***** RECORDS FOR THE TASK

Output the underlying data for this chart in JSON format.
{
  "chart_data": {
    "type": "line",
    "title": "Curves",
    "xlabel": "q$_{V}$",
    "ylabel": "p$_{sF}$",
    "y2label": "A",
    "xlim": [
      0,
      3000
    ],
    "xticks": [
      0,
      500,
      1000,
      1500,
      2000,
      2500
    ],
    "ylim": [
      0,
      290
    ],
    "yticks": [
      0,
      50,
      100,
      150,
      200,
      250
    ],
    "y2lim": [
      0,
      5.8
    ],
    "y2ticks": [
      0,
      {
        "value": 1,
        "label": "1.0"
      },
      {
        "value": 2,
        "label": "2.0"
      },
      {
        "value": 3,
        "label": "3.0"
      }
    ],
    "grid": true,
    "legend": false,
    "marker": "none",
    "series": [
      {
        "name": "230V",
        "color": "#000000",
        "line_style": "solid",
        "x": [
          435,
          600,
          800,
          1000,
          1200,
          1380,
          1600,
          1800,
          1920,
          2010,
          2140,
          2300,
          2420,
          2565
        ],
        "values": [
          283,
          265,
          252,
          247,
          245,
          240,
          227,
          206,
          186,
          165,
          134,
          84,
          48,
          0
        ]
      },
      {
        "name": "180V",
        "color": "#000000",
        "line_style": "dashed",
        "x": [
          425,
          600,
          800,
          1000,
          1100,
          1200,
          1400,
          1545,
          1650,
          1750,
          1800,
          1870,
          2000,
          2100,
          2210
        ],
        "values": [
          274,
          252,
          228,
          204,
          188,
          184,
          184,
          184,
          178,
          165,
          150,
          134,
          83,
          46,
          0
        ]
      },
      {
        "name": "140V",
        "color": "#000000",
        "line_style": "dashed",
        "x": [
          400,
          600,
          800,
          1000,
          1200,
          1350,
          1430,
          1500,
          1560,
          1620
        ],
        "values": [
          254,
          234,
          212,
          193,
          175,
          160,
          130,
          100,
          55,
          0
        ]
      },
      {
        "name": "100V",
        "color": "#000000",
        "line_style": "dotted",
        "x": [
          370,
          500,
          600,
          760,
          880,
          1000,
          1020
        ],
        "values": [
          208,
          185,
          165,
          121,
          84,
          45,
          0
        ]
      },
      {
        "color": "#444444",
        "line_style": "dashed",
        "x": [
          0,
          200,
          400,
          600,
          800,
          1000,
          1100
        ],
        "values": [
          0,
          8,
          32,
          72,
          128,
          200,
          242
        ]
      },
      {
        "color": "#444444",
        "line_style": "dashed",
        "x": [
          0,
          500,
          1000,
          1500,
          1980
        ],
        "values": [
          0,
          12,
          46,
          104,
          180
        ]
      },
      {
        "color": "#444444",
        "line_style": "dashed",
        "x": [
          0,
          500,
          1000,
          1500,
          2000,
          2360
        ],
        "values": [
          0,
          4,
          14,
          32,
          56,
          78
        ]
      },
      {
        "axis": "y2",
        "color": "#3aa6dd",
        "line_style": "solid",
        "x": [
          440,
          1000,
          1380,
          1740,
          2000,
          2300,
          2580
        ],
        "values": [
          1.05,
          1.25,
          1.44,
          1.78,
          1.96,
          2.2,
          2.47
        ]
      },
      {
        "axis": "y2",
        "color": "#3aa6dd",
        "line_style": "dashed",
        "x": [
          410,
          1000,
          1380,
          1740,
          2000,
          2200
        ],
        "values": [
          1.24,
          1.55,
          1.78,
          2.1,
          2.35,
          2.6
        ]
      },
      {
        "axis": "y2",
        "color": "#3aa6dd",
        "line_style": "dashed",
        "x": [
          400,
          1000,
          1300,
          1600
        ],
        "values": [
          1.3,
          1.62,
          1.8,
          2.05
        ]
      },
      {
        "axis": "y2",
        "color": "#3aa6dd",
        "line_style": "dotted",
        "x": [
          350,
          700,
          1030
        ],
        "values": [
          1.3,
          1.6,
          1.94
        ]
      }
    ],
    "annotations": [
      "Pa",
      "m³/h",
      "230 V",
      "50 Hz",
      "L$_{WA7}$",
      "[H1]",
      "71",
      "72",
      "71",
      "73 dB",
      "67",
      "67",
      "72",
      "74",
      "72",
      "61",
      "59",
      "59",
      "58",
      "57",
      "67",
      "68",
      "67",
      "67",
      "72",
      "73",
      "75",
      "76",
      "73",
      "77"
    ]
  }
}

**********

THE EXERCISE: Write out every entry again, keeping each line exactly the same.

TASK RESULT:
Output the underlying data for this chart in JSON format.
{
  "chart_data": {
    "type": "line",
    "title": "Curves",
    "xlabel": "q$_{V}$",
    "ylabel": "p$_{sF}$",
    "y2label": "A",
    "xlim": [
      0,
      3000
    ],
    "xticks": [
      0,
      500,
      1000,
      1500,
      2000,
      2500
    ],
    "ylim": [
      0,
      290
    ],
    "yticks": [
      0,
      50,
      100,
      150,
      200,
      250
    ],
    "y2lim": [
      0,
      5.8
    ],
    "y2ticks": [
      0,
      {
        "value": 1,
        "label": "1.0"
      },
      {
        "value": 2,
        "label": "2.0"
      },
      {
        "value": 3,
        "label": "3.0"
      }
    ],
    "grid": true,
    "legend": false,
    "marker": "none",
    "series": [
      {
        "name": "230V",
        "color": "#000000",
        "line_style": "solid",
        "x": [
          435,
          600,
          800,
          1000,
          1200,
          1380,
          1600,
          1800,
          1920,
          2010,
          2140,
          2300,
          2420,
          2565
        ],
        "values": [
          283,
          265,
          252,
          247,
          245,
          240,
          227,
          206,
          186,
          165,
          134,
          84,
          48,
          0
        ]
      },
      {
        "name": "180V",
        "color": "#000000",
        "line_style": "dashed",
        "x": [
          425,
          600,
          800,
          1000,
          1100,
          1200,
          1400,
          1545,
          1650,
          1750,
          1800,
          1870,
          2000,
          2100,
          2210
        ],
        "values": [
          274,
          252,
          228,
          204,
          188,
          184,
          184,
          184,
          178,
          165,
          150,
          134,
          83,
          46,
          0
        ]
      },
      {
        "name": "140V",
        "color": "#000000",
        "line_style": "dashed",
        "x": [
          400,
          600,
          800,
          1000,
          1200,
          1350,
          1430,
          1500,
          1560,
          1620
        ],
        "values": [
          254,
          234,
          212,
          193,
          175,
          160,
          130,
          100,
          55,
          0
        ]
      },
      {
        "name": "100V",
        "color": "#000000",
        "line_style": "dotted",
        "x": [
          370,
          500,
          600,
          760,
          880,
          1000,
          1020
        ],
        "values": [
          208,
          185,
          165,
          121,
          84,
          45,
          0
        ]
      },
      {
        "color": "#444444",
        "line_style": "dashed",
        "x": [
          0,
          200,
          400,
          600,
          800,
          1000,
          1100
        ],
        "values": [
          0,
          8,
          32,
          72,
          128,
          200,
          242
        ]
      },
      {
        "color": "#444444",
        "line_style": "dashed",
        "x": [
          0,
          500,
          1000,
          1500,
          1980
        ],
        "values": [
          0,
          12,
          46,
          104,
          180
        ]
      },
      {
        "color": "#444444",
        "line_style": "dashed",
        "x": [
          0,
          500,
          1000,
          1500,
          2000,
          2360
        ],
        "values": [
          0,
          4,
          14,
          32,
          56,
          78
        ]
      },
      {
        "axis": "y2",
        "color": "#3aa6dd",
        "line_style": "solid",
        "x": [
          440,
          1000,
          1380,
          1740,
          2000,
          2300,
          2580
        ],
        "values": [
          1.05,
          1.25,
          1.44,
          1.78,
          1.96,
          2.2,
          2.47
        ]
      },
      {
        "axis": "y2",
        "color": "#3aa6dd",
        "line_style": "dashed",
        "x": [
          410,
          1000,
          1380,
          1740,
          2000,
          2200
        ],
        "values": [
          1.24,
          1.55,
          1.78,
          2.1,
          2.35,
          2.6
        ]
      },
      {
        "axis": "y2",
        "color": "#3aa6dd",
        "line_style": "dashed",
        "x": [
          400,
          1000,
          1300,
          1600
        ],
        "values": [
          1.3,
          1.62,
          1.8,
          2.05
        ]
      },
      {
        "axis": "y2",
        "color": "#3aa6dd",
        "line_style": "dotted",
        "x": [
          350,
          700,
          1030
        ],
        "values": [
          1.3,
          1.6,
          1.94
        ]
      }
    ],
    "annotations": [
      "Pa",
      "m³/h",
      "230 V",
      "50 Hz",
      "L$_{WA7}$",
      "[H1]",
      "71",
      "72",
      "71",
      "73 dB",
      "67",
      "67",
      "72",
      "74",
      "72",
      "61",
      "59",
      "59",
      "58",
      "57",
      "67",
      "68",
      "67",
      "67",
      "72",
      "73",
      "75",
      "76",
      "73",
      "77"
    ]
  }
}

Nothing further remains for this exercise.